• Task prompt: Copy out all of the data below with no alterations.

• Available data:
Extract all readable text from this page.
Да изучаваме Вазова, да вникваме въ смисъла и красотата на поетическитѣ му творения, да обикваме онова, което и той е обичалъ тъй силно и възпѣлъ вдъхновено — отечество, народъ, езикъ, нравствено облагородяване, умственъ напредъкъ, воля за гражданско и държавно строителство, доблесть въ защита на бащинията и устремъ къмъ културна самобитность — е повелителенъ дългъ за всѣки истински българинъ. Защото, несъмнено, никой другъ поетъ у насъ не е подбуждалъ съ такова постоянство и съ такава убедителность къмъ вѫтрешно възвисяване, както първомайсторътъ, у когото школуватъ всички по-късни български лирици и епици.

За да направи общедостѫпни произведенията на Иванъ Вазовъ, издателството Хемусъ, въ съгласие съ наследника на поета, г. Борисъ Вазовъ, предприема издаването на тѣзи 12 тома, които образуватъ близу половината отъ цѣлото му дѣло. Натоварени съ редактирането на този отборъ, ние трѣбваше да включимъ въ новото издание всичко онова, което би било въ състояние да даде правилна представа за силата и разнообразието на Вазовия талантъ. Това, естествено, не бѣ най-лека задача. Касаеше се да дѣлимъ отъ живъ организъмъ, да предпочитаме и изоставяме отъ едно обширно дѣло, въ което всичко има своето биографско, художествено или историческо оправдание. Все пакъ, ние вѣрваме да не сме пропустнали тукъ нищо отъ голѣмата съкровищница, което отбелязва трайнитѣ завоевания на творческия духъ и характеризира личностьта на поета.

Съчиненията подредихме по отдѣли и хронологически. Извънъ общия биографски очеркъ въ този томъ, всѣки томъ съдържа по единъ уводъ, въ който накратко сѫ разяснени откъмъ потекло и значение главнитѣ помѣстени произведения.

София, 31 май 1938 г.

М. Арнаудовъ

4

• Answer to this problem:
Extract all readable text from this page.
Да изучаваме Вазова, да вникваме въ смисъла и красотата на поетическитѣ му творения, да обикваме онова, което и той е обичалъ тъй силно и възпѣлъ вдъхновено — отечество, народъ, езикъ, нравствено облагородяване, умственъ напредъкъ, воля за гражданско и държавно строителство, доблесть въ защита на бащинията и устремъ къмъ културна самобитность — е повелителенъ дългъ за всѣки истински българинъ. Защото, несъмнено, никой другъ поетъ у насъ не е подбуждалъ съ такова постоянство и съ такава убедителность къмъ вѫтрешно възвисяване, както първомайсторътъ, у когото школуватъ всички по-късни български лирици и епици.

За да направи общедостѫпни произведенията на Иванъ Вазовъ, издателството Хемусъ, въ съгласие съ наследника на поета, г. Борисъ Вазовъ, предприема издаването на тѣзи 12 тома, които образуватъ близу половината отъ цѣлото му дѣло. Натоварени съ редактирането на този отборъ, ние трѣбваше да включимъ въ новото издание всичко онова, което би било въ състояние да даде правилна представа за силата и разнообразието на Вазовия талантъ. Това, естествено, не бѣ най-лека задача. Касаеше се да дѣлимъ отъ живъ организъмъ, да предпочитаме и изоставяме отъ едно обширно дѣло, въ което всичко има своето биографско, художествено или историческо оправдание. Все пакъ, ние вѣрваме да не сме пропустнали тукъ нищо отъ голѣмата съкровищница, което отбелязва трайнитѣ завоевания на творческия духъ и характеризира личностьта на поета.

Съчиненията подредихме по отдѣли и хронологически. Извънъ общия биографски очеркъ въ този томъ, всѣки томъ съдържа по единъ уводъ, въ който накратко сѫ разяснени откъмъ потекло и значение главнитѣ помѣстени произведения.

София, 31 май 1938 г.

М. Арнаудовъ

4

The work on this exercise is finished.